## begin PASSAGE GIVEN

The sensors must not simply survive a dirty, dusty environment, they must work perfectly with no glitches and for long periods between maintenance. And if they do swap out for a different sensor system and it fails, there's no hardware equivalent of git reset --hard (the favored way for this hardware designer to undo my soft mistakes). You have to take a train out of service, or put people in the tracks during a maintenance window.

What they have there already obviously also requires maintenance, but its performance limitations and failure modes are well understood. It takes time to cycle new things in, and old out.

Nonetheless I was also fairly shocked that their system is quite as archaic as it is. I assume it's a budget limitation driving slow progress.

7 comments

My 1955 Citroen (designed in 1933) has the original speedometer and speed sender cable. It's accurate (GPS tracked) to within 2-3km/h. This is with nearly 70k miles on the clock. This is the same mechanism Citroen used in their 2CV from 1946 until 1992. Most Model A Fords from 1929 have their original speedometer (which works fine, might need greasing every few decades though). With tens of thousands of miles on them.

We are way, WAY beyond "hardware engineering is hard", this is "this was a solved problem a century ago, using archaic means". I am happy to hand-wave away all sorts of problems but speedometers were 100% a solved problem many many years ago and no allowances or leeway should be given for this specific problem. Zero.

For what it's worth, a metro train does around 100,000 miles per year.
So do most normal trains, and they all have speed gauges that work fine, rain snow or dust. Clearly the technology exists.
NYCT was, until this year, operating R32 trainsets still limping along from the 1960s that were repeatedly life-extended as newer (1970s) train types experienced structural failures & delivery of their planned replacement trains was repeatedly delayed. It's obviously possible to maintain old trains, but generally expensive & challenging, especially when they're still doing 100,000 miles a year, and things clearly slipped.

Especially because the trains were operating well past their planned lifespan because their replacements were ordered but not delivered, so the major overhaul that would that would normally be done to life-extend a train kept running for decades didn't happen.

That's fair. And also, the environment is probably different, as in more dust in the tunnels, etc.

But to stick with French technology, the Paris metro, for all its issues, does have working speed gauges. Some lines still use rolling stock from the 60s and 70s.

## end PASSAGE GIVEN
## begin MATERIAL

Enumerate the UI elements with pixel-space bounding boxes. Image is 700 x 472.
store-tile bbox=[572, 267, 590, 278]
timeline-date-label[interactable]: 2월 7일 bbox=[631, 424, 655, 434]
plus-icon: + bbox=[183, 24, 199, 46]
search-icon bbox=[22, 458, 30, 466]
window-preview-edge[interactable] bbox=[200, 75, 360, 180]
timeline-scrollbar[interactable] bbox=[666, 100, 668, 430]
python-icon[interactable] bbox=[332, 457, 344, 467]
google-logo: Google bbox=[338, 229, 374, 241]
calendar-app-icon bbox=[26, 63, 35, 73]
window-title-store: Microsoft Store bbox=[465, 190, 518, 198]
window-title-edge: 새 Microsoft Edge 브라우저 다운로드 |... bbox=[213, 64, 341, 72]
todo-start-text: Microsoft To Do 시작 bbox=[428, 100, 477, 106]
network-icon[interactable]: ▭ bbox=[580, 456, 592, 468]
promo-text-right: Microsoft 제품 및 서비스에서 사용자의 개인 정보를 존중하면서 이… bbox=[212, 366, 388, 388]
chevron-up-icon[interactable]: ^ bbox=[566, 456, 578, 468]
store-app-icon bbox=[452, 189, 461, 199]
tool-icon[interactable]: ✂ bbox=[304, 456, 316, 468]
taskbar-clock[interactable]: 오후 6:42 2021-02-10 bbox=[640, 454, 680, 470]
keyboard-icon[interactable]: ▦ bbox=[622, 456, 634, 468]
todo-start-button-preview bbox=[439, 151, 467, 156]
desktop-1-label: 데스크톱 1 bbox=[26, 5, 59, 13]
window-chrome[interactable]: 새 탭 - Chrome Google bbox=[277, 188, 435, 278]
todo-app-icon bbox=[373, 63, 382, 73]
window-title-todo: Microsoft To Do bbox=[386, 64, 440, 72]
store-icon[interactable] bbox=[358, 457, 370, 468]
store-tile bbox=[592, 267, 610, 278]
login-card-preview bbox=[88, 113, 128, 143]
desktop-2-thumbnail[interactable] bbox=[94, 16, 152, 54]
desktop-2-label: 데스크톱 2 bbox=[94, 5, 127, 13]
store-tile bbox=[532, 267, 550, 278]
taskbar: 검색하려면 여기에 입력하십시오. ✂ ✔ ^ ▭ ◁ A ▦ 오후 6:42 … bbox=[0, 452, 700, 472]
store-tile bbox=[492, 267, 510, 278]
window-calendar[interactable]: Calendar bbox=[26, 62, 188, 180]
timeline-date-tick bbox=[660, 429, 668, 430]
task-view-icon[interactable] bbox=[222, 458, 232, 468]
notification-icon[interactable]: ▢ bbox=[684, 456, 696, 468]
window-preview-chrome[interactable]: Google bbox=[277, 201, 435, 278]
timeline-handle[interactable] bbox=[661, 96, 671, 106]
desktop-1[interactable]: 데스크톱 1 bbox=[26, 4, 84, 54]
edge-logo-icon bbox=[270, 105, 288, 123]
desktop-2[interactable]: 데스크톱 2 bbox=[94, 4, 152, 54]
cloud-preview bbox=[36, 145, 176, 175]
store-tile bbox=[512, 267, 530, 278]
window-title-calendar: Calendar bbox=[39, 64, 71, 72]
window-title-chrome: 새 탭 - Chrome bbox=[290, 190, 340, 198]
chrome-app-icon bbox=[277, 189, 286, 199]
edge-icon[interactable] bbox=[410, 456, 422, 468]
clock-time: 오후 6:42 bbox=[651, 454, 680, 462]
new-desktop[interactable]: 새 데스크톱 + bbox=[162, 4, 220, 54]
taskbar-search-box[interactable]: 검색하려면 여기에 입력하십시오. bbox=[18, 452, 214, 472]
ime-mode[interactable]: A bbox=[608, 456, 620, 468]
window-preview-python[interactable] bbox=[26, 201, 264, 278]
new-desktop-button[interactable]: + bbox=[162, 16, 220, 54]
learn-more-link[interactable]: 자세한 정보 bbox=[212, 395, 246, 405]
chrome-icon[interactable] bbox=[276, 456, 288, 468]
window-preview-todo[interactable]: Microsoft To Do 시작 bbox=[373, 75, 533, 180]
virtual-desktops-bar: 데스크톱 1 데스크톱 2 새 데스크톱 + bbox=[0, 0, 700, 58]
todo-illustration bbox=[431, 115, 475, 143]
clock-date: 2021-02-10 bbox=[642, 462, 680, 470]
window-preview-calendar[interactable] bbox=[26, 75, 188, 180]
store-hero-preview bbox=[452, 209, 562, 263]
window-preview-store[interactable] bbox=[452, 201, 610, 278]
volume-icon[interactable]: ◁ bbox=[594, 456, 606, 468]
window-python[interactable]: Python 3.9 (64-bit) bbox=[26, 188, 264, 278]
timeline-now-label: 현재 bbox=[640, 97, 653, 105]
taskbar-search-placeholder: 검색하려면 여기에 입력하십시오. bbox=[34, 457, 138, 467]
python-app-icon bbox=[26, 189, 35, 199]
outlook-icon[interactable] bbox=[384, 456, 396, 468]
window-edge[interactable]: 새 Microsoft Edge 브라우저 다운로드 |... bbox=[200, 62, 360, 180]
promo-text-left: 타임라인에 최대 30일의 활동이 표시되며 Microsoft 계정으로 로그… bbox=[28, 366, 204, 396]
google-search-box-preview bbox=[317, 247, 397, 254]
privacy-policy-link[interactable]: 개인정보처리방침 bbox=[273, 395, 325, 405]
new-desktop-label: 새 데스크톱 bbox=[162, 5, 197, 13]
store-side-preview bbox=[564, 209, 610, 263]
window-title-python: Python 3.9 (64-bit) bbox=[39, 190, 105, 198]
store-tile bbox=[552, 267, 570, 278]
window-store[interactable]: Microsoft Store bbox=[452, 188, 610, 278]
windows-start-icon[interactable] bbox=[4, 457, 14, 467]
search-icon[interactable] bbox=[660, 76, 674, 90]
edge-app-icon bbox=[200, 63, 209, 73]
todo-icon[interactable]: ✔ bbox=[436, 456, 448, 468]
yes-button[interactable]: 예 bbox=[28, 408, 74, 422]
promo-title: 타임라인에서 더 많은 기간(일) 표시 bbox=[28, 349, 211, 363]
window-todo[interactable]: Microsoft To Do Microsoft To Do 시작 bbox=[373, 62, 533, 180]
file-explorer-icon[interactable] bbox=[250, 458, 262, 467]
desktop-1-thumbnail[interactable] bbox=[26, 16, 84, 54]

## end MATERIAL

WORK TO DO —
a. In the comment thread, roughly how many miles does a metro train travel per year?
b. Reproduce word for word the part of the comment thread between "What they have" and "driving slow progress.", inclusive.
Work from the comment thread alone.

CORRECT ANSWERS —
a. Around 100,000 miles per year.

b.
What they have there already obviously also requires maintenance, but its performance limitations and failure modes are well understood. It takes time to cycle new things in, and old out.

Nonetheless I was also fairly shocked that their system is quite as archaic as it is. I assume it's a budget limitation driving slow progress.